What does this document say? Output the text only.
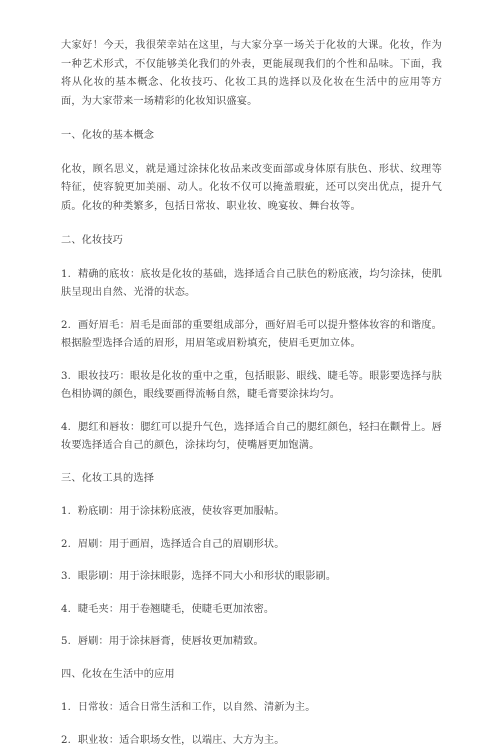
大家好！今天，我很荣幸站在这里，与大家分享一场关于化妆的大课。化妆，作为一种艺术形式，不仅能够美化我们的外表，更能展现我们的个性和品味。下面，我将从化妆的基本概念、化妆技巧、化妆工具的选择以及化妆在生活中的应用等方面，为大家带来一场精彩的化妆知识盛宴。

一、化妆的基本概念

化妆，顾名思义，就是通过涂抹化妆品来改变面部或身体原有肤色、形状、纹理等特征，使容貌更加美丽、动人。化妆不仅可以掩盖瑕疵，还可以突出优点，提升气质。化妆的种类繁多，包括日常妆、职业妆、晚宴妆、舞台妆等。

二、化妆技巧

1. 精确的底妆：底妆是化妆的基础，选择适合自己肤色的粉底液，均匀涂抹，使肌肤呈现出自然、光滑的状态。

2. 画好眉毛：眉毛是面部的重要组成部分，画好眉毛可以提升整体妆容的和谐度。根据脸型选择合适的眉形，用眉笔或眉粉填充，使眉毛更加立体。

3. 眼妆技巧：眼妆是化妆的重中之重，包括眼影、眼线、睫毛等。眼影要选择与肤色相协调的颜色，眼线要画得流畅自然，睫毛膏要涂抹均匀。

4. 腮红和唇妆：腮红可以提升气色，选择适合自己的腮红颜色，轻扫在颧骨上。唇妆要选择适合自己的颜色，涂抹均匀，使嘴唇更加饱满。

三、化妆工具的选择

1. 粉底刷：用于涂抹粉底液，使妆容更加服帖。

2. 眉刷：用于画眉，选择适合自己的眉刷形状。

3. 眼影刷：用于涂抹眼影，选择不同大小和形状的眼影刷。

4. 睫毛夹：用于卷翘睫毛，使睫毛更加浓密。

5. 唇刷：用于涂抹唇膏，使唇妆更加精致。

四、化妆在生活中的应用

1. 日常妆：适合日常生活和工作，以自然、清新为主。

2. 职业妆：适合职场女性，以端庄、大方为主。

━━━━━━━━━━

- Exercise instructions -
Out of the preceding entries, pull every line containing the string "化妆技巧".

- Written answer -
大家好！今天，我很荣幸站在这里，与大家分享一场关于化妆的大课。化妆，作为一种艺术形式，不仅能够美化我们的外表，更能展现我们的个性和品味。下面，我将从化妆的基本概念、化妆技巧、化妆工具的选择以及化妆在生活中的应用等方面，为大家带来一场精彩的化妆知识盛宴。
二、化妆技巧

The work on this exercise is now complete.